- **TASK MATERIAL**
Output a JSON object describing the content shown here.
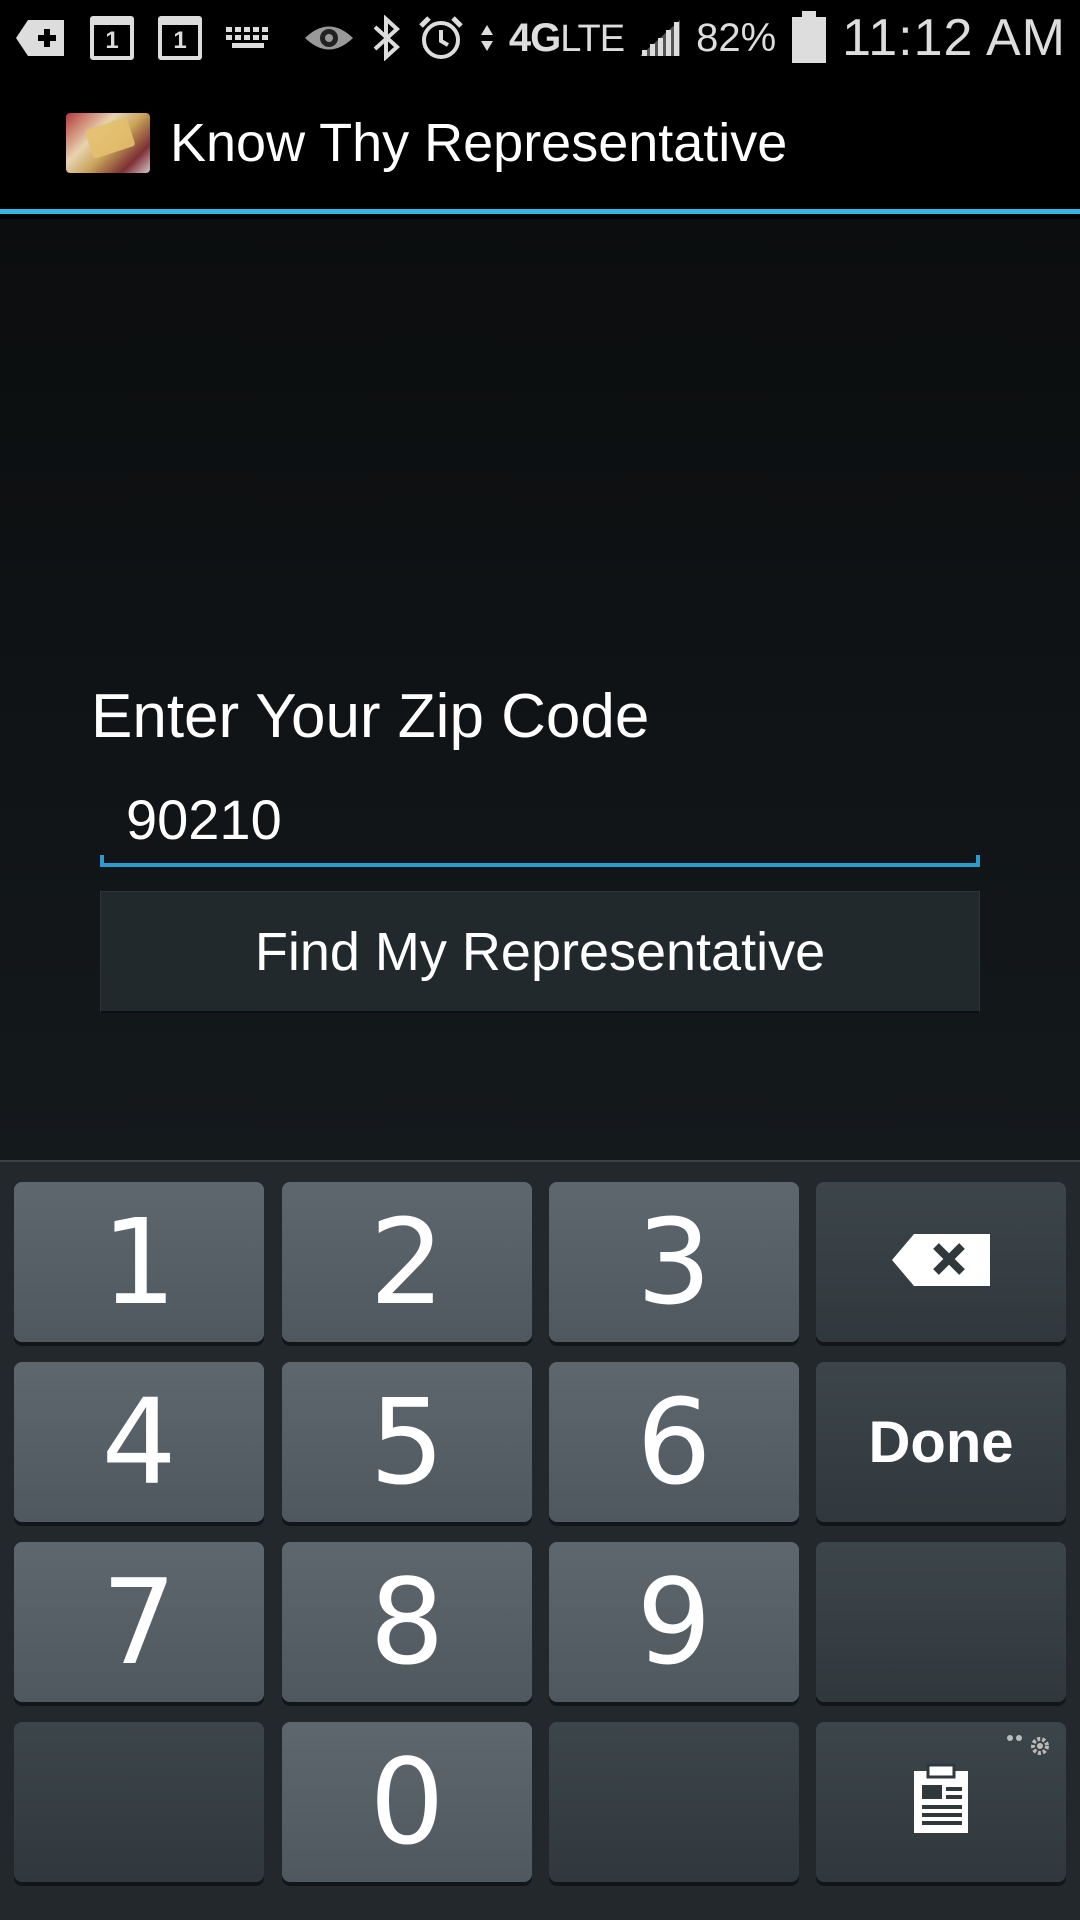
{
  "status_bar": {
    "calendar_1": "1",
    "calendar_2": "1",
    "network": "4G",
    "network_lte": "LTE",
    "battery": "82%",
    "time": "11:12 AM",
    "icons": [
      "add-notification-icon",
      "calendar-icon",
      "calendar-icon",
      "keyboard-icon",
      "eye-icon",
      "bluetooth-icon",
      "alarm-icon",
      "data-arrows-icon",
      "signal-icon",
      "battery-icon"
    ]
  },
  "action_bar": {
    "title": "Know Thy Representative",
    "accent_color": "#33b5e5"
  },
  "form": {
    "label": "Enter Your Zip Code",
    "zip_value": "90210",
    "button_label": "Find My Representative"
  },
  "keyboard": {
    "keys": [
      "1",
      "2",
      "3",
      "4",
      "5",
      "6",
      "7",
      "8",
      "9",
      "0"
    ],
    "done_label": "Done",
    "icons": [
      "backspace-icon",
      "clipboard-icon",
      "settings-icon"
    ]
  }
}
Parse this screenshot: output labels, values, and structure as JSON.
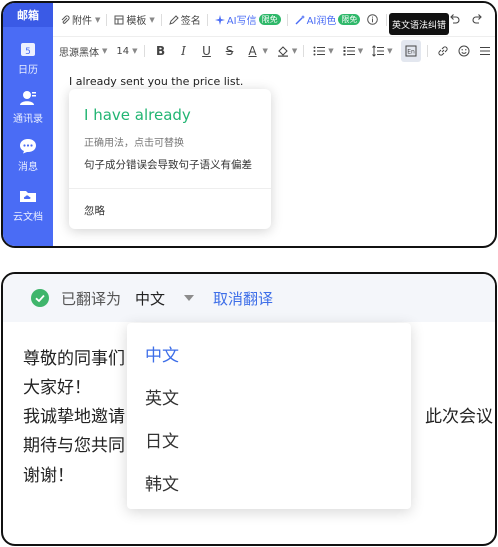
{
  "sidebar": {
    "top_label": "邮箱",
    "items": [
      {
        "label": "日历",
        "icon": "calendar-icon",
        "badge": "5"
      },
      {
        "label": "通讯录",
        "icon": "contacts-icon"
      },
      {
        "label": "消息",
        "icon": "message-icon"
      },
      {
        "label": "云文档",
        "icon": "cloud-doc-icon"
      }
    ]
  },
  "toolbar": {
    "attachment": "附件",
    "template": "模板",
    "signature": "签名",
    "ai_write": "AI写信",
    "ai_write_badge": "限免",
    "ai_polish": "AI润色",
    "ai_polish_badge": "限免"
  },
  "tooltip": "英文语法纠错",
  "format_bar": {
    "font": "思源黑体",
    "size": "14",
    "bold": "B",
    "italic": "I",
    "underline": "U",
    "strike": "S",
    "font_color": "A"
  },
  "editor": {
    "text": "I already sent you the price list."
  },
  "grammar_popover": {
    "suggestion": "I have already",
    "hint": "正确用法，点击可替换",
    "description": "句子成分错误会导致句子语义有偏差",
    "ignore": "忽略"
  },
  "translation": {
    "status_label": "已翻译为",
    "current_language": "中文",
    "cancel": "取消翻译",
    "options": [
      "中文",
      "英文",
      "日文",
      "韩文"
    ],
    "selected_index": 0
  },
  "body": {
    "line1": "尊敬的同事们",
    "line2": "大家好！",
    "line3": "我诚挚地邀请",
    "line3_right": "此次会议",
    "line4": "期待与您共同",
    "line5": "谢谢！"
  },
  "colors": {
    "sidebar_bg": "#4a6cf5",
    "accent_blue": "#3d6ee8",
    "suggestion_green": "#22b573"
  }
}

- **SET TASK**
An exact transcription of all the entries is required, without the pictures.

- **TASK RESPONSE**
Output a JSON object describing the content shown here.
{
  "status_bar": {
    "calendar_1": "1",
    "calendar_2": "1",
    "network": "4G",
    "network_lte": "LTE",
    "battery": "82%",
    "time": "11:12 AM",
    "icons": [
      "add-notification-icon",
      "calendar-icon",
      "calendar-icon",
      "keyboard-icon",
      "eye-icon",
      "bluetooth-icon",
      "alarm-icon",
      "data-arrows-icon",
      "signal-icon",
      "battery-icon"
    ]
  },
  "action_bar": {
    "title": "Know Thy Representative",
    "accent_color": "#33b5e5"
  },
  "form": {
    "label": "Enter Your Zip Code",
    "zip_value": "90210",
    "button_label": "Find My Representative"
  },
  "keyboard": {
    "keys": [
      "1",
      "2",
      "3",
      "4",
      "5",
      "6",
      "7",
      "8",
      "9",
      "0"
    ],
    "done_label": "Done",
    "icons": [
      "backspace-icon",
      "clipboard-icon",
      "settings-icon"
    ]
  }
}
Parse this screenshot: output labels, values, and structure as JSON.
{
  "sidebar": {
    "top_label": "邮箱",
    "items": [
      {
        "label": "日历",
        "icon": "calendar-icon",
        "badge": "5"
      },
      {
        "label": "通讯录",
        "icon": "contacts-icon"
      },
      {
        "label": "消息",
        "icon": "message-icon"
      },
      {
        "label": "云文档",
        "icon": "cloud-doc-icon"
      }
    ]
  },
  "toolbar": {
    "attachment": "附件",
    "template": "模板",
    "signature": "签名",
    "ai_write": "AI写信",
    "ai_write_badge": "限免",
    "ai_polish": "AI润色",
    "ai_polish_badge": "限免"
  },
  "tooltip": "英文语法纠错",
  "format_bar": {
    "font": "思源黑体",
    "size": "14",
    "bold": "B",
    "italic": "I",
    "underline": "U",
    "strike": "S",
    "font_color": "A"
  },
  "editor": {
    "text": "I already sent you the price list."
  },
  "grammar_popover": {
    "suggestion": "I have already",
    "hint": "正确用法，点击可替换",
    "description": "句子成分错误会导致句子语义有偏差",
    "ignore": "忽略"
  },
  "translation": {
    "status_label": "已翻译为",
    "current_language": "中文",
    "cancel": "取消翻译",
    "options": [
      "中文",
      "英文",
      "日文",
      "韩文"
    ],
    "selected_index": 0
  },
  "body": {
    "line1": "尊敬的同事们",
    "line2": "大家好！",
    "line3": "我诚挚地邀请",
    "line3_right": "此次会议",
    "line4": "期待与您共同",
    "line5": "谢谢！"
  },
  "colors": {
    "sidebar_bg": "#4a6cf5",
    "accent_blue": "#3d6ee8",
    "suggestion_green": "#22b573"
  }
}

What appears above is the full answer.